*Your objective:* Report how many lines contain "Uniqueid"; state the number and nothing else.

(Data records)
——
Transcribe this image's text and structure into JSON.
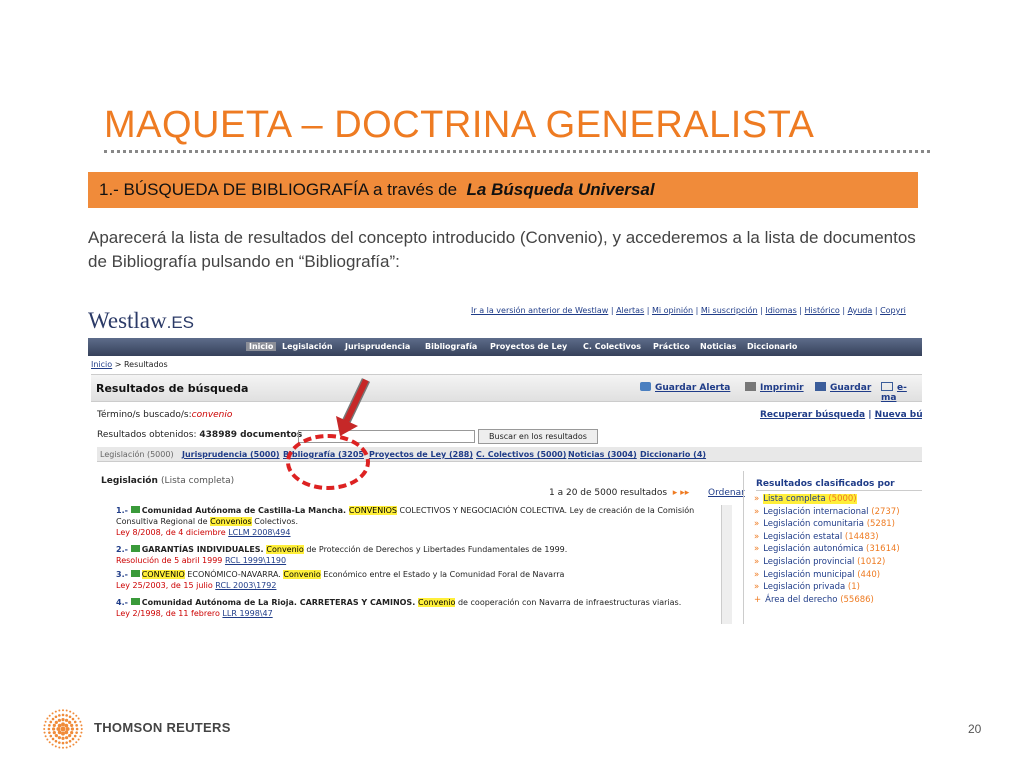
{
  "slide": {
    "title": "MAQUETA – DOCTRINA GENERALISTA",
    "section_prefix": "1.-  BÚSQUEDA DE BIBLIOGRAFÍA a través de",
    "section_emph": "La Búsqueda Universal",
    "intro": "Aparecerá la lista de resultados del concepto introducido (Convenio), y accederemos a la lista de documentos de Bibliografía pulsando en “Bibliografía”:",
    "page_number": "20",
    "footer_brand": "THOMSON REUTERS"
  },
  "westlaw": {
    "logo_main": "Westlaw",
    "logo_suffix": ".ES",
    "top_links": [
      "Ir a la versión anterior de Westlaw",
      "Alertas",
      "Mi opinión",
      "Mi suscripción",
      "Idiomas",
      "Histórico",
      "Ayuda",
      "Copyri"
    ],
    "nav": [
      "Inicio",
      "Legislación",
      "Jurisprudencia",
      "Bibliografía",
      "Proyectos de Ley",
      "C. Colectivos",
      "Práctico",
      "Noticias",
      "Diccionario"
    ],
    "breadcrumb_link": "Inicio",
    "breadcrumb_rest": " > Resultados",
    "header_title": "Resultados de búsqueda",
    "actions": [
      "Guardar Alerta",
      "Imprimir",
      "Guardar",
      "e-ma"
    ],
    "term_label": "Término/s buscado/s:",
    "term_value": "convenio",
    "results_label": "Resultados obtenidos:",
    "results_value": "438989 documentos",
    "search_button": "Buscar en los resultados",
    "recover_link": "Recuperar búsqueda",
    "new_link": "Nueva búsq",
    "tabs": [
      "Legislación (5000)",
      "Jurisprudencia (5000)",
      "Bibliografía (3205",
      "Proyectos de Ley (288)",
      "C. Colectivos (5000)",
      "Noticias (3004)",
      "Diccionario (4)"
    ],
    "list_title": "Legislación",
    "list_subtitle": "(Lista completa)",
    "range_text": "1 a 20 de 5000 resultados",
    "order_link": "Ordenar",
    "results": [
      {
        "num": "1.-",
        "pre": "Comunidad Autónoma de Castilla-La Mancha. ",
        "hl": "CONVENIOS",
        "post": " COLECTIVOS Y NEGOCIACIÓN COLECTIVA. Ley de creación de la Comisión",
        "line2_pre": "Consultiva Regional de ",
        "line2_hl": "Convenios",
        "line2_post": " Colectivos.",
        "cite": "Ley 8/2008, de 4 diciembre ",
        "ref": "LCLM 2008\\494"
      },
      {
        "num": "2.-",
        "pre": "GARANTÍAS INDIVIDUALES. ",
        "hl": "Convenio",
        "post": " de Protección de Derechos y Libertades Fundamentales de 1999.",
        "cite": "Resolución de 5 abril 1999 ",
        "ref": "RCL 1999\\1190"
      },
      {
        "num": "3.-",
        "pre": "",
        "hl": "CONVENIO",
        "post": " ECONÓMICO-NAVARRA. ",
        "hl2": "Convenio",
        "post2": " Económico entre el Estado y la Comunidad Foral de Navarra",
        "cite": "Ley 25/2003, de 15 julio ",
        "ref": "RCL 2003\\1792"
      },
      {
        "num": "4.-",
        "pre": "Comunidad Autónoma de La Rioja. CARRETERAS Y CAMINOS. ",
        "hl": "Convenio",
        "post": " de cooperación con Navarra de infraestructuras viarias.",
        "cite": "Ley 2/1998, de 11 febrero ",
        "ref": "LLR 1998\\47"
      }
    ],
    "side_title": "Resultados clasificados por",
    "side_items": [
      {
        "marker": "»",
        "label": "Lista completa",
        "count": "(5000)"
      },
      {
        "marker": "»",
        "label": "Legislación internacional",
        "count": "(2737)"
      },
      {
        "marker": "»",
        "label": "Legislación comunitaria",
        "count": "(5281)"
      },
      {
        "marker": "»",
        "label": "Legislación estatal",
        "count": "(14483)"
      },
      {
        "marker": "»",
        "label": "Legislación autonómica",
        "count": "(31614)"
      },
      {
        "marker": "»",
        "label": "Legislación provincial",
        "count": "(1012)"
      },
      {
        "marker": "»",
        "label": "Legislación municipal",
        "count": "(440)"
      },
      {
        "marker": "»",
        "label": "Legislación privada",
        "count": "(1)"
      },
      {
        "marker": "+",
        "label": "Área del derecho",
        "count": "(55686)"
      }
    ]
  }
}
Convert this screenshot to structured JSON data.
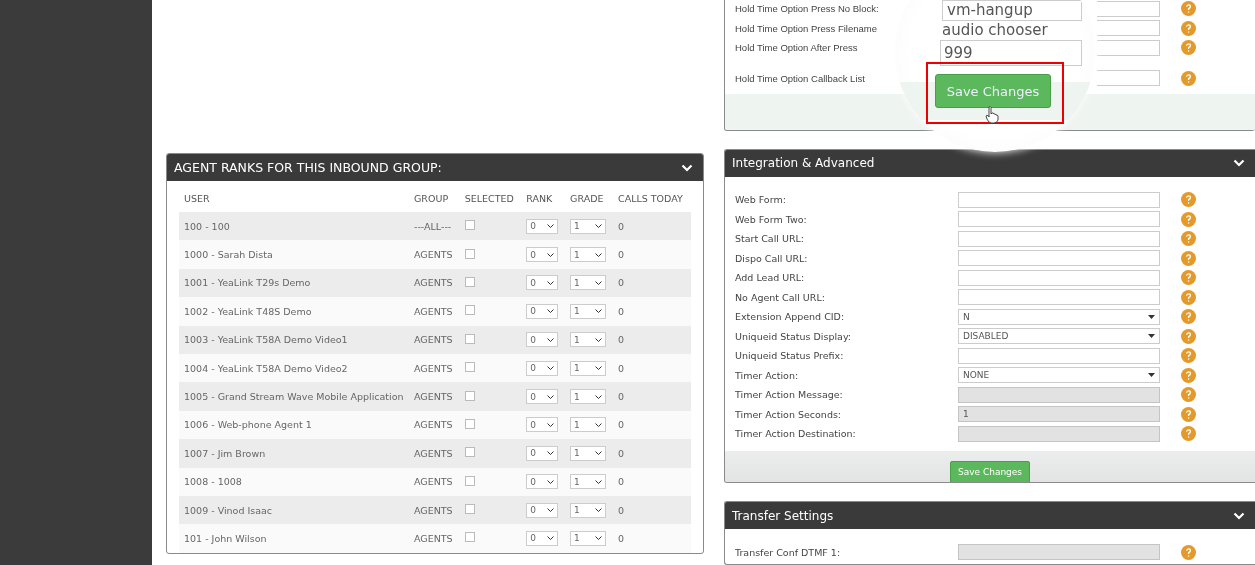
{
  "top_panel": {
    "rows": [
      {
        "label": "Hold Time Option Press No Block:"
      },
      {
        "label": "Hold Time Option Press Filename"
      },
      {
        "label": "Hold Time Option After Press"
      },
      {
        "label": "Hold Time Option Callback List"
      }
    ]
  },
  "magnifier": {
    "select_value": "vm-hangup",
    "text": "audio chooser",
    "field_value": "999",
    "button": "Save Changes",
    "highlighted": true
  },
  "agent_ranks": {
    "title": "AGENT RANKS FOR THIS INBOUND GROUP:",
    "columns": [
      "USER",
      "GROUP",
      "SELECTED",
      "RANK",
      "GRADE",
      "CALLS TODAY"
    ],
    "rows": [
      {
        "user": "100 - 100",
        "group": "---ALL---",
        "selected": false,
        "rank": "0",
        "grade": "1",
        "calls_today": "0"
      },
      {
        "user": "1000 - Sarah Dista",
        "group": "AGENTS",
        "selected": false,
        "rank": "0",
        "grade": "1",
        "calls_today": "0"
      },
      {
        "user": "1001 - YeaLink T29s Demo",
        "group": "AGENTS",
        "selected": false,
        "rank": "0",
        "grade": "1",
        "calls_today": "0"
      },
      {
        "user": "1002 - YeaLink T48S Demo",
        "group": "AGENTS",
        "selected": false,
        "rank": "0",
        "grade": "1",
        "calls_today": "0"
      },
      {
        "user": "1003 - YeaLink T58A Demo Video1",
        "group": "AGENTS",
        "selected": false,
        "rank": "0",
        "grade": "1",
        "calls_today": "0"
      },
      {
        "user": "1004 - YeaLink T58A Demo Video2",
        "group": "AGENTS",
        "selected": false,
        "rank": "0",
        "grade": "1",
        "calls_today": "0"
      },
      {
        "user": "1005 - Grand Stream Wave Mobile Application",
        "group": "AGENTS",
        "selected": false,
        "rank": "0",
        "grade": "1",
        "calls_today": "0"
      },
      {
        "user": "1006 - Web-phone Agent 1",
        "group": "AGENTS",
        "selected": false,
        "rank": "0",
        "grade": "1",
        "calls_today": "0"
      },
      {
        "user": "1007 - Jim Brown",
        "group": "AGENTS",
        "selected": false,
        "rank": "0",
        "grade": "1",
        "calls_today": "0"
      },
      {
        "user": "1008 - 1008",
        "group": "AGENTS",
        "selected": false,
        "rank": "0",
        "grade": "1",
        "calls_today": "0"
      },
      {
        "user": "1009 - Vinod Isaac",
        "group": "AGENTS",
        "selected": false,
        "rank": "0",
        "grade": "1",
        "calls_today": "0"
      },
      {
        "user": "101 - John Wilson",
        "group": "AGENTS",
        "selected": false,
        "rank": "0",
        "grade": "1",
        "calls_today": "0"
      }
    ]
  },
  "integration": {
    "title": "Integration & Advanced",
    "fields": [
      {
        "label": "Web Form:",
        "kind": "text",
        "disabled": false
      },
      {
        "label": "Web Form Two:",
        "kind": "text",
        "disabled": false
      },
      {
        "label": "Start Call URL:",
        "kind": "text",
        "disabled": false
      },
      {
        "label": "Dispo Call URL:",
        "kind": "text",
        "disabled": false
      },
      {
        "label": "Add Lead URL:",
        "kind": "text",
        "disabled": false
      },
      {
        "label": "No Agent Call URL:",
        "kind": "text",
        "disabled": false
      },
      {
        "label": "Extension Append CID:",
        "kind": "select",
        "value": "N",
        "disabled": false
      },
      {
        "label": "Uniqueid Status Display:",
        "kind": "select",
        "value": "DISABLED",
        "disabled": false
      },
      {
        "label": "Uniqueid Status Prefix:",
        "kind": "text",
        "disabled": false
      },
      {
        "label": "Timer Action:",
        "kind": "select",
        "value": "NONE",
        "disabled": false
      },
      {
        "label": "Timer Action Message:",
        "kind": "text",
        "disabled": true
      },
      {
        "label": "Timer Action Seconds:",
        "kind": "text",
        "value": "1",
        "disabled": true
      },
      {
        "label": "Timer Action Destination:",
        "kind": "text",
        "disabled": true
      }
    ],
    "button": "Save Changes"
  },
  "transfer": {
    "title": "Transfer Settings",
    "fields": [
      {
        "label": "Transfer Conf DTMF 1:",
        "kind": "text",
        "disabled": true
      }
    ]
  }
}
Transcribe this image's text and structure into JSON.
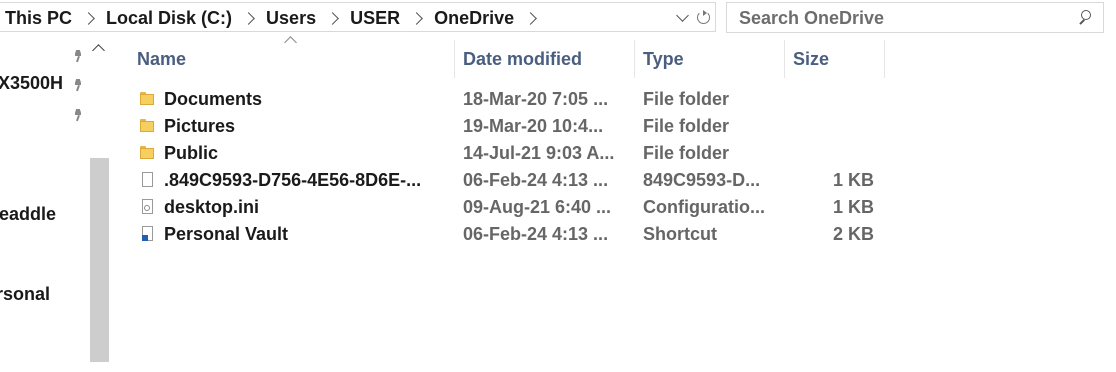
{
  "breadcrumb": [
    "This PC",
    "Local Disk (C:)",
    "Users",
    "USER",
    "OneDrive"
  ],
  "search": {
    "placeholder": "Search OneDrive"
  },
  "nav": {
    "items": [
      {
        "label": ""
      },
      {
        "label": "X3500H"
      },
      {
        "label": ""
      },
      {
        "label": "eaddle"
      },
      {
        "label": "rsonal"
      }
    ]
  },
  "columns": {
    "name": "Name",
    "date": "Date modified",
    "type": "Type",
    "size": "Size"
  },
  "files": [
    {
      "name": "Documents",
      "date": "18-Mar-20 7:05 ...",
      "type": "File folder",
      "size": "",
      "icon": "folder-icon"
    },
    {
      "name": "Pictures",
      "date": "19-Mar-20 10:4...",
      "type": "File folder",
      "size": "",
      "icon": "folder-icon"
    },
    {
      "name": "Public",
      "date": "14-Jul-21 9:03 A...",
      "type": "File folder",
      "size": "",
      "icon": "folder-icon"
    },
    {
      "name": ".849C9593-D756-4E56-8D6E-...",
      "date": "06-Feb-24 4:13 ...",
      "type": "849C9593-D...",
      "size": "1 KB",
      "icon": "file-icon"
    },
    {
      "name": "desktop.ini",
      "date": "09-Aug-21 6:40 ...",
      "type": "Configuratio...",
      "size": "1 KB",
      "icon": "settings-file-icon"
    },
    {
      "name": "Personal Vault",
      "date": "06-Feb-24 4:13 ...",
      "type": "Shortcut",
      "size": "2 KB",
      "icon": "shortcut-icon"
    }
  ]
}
——
*Result for this task:* 2